■ **YOUR GOAL**:
Answer the following from the passage on the purification of biologics:
1. According to the passage, what has facilitated the development of biosimilars?
2. Which method has served as the gold standard for purifying monoclonal antibodies?
3. What limits the use of affinity-tag methods?

■ **SUPPLIED TEXT**:
- - -

These days, the increasing number of expired patents for top selling biologics (See Table. 1) has facilitated the development of biosimilars,1 providing great potential to cut down the price by competition. Still, biologics and biosimilars are produced from living organisms with much higher complexity compared to small molecule drugs. This causes difficulties in their production and storage, and makes them costly. One of important and expensive steps in the production of biologics is their purification. Typically, affinity chromatography using protein A with high specificity towards immunoglobulin G (IgG), has been exploited as a golden-standard for the purification of monoclonal antibodies (biologics), although it possess some intrinsic problems including its high production cost, limited recyclability and leaching in presence of eluents. As alternatives, affinity-tag methods including His-Tag, C-Myc, GST have been used, but high cost and insufficient selectivity limits their usage. Thus, the biopharmaceutical industry still requires an efficient and versatile method for the purification of biologics.

- - -

■ **SUPPLIED INFORMATION**:
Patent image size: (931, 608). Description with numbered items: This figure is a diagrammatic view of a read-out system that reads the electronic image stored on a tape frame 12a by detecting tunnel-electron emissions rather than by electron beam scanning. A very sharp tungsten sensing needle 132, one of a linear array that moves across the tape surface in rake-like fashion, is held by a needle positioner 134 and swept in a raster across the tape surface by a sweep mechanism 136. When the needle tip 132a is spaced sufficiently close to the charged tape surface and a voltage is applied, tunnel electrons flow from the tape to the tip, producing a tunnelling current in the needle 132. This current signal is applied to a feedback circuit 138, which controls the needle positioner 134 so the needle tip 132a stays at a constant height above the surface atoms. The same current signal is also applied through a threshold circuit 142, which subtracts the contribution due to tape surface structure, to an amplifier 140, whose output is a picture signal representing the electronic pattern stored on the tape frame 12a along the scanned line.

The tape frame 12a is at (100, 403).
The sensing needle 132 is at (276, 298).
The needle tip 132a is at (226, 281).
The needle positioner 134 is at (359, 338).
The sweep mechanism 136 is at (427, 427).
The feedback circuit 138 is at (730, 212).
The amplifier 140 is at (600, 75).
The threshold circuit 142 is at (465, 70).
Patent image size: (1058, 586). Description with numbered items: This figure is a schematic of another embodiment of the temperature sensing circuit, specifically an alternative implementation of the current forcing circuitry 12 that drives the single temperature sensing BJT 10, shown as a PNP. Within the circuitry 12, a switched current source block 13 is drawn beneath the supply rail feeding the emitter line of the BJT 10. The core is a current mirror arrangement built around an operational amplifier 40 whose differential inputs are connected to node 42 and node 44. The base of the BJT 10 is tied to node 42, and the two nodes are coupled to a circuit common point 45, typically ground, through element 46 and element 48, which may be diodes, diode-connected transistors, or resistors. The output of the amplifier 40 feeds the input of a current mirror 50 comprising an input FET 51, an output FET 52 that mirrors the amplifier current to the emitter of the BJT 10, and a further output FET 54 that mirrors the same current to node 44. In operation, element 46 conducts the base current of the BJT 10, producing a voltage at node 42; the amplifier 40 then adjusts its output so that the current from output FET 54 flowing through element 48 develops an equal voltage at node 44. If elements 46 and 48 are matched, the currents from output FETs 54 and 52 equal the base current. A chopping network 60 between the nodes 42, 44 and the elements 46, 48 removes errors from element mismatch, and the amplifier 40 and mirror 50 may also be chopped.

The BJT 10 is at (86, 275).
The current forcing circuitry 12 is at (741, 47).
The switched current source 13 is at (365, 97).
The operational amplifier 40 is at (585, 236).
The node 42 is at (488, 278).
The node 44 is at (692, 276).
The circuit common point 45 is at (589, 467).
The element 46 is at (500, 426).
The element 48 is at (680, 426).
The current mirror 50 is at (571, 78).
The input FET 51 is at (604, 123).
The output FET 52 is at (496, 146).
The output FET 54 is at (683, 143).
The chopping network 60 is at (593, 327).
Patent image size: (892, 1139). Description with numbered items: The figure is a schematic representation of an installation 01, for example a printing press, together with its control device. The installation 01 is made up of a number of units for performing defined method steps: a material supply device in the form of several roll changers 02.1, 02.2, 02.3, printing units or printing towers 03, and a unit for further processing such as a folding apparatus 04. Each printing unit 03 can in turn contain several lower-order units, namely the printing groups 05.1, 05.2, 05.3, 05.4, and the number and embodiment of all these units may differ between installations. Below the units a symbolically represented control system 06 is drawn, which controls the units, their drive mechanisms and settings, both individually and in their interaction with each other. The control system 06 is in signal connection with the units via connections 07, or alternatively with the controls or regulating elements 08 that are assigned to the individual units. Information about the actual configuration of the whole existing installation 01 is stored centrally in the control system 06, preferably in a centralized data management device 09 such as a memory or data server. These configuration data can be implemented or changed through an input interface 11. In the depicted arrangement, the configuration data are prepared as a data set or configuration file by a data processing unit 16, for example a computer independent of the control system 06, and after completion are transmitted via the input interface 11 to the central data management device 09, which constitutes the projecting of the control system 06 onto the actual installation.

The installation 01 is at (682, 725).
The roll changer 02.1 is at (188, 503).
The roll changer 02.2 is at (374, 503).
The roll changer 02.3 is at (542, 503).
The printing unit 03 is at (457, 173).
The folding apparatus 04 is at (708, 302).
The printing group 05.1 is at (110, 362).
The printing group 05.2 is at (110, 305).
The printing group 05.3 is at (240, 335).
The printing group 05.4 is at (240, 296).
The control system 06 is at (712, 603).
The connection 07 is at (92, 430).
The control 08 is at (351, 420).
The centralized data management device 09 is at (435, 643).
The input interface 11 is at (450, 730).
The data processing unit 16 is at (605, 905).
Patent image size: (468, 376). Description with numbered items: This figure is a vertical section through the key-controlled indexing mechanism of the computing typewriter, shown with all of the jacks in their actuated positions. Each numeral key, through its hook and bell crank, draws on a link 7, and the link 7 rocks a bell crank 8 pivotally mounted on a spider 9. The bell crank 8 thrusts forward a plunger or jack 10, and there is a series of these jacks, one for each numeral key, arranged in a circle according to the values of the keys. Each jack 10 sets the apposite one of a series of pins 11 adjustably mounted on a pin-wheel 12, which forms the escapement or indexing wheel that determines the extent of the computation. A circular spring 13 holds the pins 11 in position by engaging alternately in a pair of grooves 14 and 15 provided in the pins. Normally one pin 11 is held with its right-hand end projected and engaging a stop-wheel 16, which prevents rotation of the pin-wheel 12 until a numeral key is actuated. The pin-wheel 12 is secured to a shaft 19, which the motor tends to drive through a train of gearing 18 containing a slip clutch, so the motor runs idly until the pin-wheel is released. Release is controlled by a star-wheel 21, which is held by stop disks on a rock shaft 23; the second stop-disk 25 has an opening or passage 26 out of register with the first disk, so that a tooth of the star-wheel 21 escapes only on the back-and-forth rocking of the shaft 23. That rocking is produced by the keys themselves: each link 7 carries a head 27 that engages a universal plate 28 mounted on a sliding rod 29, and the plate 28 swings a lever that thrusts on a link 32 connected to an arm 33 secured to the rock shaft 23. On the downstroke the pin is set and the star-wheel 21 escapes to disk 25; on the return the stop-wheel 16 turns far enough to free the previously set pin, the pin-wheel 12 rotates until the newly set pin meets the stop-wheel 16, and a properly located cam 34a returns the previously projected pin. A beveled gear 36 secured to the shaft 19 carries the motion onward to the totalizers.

- - -

■ **SOLUTION FOR THIS TASK**:
1. The increasing number of expired patents for top-selling biologics.
2. Affinity chromatography using protein A, which has high specificity toward immunoglobulin G (IgG).
3. High cost and insufficient selectivity.